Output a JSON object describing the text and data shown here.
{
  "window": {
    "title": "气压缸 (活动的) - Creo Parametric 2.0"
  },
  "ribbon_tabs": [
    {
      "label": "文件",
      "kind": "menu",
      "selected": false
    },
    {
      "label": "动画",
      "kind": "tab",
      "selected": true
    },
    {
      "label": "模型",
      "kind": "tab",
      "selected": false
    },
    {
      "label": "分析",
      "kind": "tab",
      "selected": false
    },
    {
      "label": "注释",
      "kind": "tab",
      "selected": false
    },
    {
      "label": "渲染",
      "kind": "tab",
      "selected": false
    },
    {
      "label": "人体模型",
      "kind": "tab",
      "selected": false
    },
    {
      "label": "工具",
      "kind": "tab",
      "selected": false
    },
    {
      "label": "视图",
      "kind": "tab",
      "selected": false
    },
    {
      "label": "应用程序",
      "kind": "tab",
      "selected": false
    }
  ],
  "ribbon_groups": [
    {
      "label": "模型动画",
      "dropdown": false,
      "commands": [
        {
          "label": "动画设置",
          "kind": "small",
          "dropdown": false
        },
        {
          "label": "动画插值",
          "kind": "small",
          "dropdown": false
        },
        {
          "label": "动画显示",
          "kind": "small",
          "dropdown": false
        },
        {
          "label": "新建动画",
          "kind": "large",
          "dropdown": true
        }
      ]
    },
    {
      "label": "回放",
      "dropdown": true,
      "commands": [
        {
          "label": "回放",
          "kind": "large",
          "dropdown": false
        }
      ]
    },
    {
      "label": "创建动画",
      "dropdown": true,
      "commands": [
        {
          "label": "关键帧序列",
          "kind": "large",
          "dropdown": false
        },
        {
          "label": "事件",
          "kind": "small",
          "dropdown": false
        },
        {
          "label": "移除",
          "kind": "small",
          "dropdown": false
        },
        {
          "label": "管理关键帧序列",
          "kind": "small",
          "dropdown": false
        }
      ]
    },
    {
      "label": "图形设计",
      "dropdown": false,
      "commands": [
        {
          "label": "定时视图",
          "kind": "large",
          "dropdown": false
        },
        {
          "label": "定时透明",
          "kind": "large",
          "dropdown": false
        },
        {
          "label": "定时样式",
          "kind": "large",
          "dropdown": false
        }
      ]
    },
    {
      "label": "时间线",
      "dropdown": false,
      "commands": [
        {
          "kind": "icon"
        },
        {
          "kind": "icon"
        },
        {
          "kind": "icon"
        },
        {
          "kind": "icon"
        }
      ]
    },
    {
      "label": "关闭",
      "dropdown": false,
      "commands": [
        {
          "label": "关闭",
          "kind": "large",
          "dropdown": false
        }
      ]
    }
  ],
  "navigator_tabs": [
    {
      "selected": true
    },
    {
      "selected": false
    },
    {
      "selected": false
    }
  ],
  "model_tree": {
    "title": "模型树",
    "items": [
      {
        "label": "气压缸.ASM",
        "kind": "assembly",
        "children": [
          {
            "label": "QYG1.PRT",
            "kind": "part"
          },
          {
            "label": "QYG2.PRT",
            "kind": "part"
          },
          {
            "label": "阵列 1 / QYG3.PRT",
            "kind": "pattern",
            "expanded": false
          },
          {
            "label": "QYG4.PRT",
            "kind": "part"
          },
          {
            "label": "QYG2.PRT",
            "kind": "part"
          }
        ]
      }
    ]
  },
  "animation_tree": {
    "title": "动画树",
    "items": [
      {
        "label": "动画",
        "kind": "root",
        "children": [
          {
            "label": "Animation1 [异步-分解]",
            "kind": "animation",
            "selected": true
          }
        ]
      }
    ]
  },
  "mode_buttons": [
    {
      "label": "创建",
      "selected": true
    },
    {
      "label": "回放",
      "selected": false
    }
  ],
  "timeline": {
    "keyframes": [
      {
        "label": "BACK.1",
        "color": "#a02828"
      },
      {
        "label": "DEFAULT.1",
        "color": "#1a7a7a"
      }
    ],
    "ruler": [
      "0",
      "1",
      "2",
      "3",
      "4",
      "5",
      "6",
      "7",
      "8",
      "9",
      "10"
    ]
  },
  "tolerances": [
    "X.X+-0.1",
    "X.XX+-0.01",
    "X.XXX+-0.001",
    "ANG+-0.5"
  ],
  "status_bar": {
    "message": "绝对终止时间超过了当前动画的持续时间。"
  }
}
________________________
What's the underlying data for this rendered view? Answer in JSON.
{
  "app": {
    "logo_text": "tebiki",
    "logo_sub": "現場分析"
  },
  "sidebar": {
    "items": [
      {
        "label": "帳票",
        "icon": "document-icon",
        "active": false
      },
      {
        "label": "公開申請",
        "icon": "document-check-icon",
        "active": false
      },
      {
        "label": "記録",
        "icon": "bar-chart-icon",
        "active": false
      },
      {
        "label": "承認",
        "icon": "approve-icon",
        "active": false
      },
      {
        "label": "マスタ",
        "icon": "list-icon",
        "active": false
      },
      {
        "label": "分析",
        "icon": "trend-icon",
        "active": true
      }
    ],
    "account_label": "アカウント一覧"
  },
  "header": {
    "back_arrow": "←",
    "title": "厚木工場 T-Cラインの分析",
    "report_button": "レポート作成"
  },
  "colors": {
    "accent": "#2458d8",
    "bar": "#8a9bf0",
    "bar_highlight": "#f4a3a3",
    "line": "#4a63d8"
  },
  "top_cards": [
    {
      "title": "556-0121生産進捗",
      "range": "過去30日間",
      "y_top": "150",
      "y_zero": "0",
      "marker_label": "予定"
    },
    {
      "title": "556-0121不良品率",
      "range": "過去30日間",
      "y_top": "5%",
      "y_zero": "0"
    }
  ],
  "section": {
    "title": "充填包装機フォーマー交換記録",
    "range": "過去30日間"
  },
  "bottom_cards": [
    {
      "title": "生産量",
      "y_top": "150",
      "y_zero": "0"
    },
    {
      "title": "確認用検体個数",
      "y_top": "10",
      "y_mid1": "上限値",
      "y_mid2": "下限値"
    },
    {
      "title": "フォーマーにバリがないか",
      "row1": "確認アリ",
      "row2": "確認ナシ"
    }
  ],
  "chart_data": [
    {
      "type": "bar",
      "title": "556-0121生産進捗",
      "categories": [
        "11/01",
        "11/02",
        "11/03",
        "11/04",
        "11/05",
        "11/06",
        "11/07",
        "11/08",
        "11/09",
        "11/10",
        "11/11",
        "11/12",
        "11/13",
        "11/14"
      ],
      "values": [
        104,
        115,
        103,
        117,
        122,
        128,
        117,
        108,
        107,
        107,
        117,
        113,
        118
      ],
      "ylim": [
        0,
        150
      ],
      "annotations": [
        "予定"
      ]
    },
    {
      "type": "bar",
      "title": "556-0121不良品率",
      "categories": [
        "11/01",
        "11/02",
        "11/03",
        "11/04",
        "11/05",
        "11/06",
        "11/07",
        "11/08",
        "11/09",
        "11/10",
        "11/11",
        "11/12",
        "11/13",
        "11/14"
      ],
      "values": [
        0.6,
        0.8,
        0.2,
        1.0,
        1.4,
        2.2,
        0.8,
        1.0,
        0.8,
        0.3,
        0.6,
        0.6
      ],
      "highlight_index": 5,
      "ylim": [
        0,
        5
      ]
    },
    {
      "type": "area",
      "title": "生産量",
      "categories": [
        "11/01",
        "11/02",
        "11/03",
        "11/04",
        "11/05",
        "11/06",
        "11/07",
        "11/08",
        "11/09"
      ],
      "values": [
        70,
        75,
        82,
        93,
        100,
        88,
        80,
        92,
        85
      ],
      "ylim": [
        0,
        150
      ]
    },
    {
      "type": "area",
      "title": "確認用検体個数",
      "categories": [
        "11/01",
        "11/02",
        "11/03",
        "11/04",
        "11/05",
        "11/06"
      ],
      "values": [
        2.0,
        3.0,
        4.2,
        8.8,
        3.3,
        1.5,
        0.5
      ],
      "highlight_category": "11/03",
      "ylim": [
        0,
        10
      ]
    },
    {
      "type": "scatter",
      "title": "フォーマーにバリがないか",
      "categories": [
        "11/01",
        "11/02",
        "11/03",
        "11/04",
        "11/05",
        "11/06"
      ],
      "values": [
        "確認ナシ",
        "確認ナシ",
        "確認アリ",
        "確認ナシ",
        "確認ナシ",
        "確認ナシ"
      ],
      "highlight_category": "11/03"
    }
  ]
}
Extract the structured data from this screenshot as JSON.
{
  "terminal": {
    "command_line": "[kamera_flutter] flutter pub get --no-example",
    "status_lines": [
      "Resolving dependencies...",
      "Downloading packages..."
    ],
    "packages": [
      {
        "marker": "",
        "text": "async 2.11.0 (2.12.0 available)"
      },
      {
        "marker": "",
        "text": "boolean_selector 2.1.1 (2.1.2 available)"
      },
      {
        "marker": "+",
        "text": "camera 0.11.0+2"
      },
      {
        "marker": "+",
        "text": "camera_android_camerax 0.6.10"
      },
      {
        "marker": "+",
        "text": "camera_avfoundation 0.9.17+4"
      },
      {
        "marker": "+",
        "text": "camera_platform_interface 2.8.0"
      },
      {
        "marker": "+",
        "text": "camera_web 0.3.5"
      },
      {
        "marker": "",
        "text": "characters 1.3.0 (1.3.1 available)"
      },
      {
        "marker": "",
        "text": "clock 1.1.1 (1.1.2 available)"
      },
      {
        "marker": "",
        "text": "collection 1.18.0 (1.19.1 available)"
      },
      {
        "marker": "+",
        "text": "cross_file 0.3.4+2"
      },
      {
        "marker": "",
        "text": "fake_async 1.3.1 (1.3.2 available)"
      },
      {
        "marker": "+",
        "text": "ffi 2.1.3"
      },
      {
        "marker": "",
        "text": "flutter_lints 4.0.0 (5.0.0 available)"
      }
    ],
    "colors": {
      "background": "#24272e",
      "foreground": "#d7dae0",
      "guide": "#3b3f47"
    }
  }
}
________________________
* [Written request]
Copy each line above where the string "available" occurs.

* [Response for this exercise]
        "text": "async 2.11.0 (2.12.0 available)"
        "text": "boolean_selector 2.1.1 (2.1.2 available)"
        "text": "characters 1.3.0 (1.3.1 available)"
        "text": "clock 1.1.1 (1.1.2 available)"
        "text": "collection 1.18.0 (1.19.1 available)"
        "text": "fake_async 1.3.1 (1.3.2 available)"
        "text": "flutter_lints 4.0.0 (5.0.0 available)"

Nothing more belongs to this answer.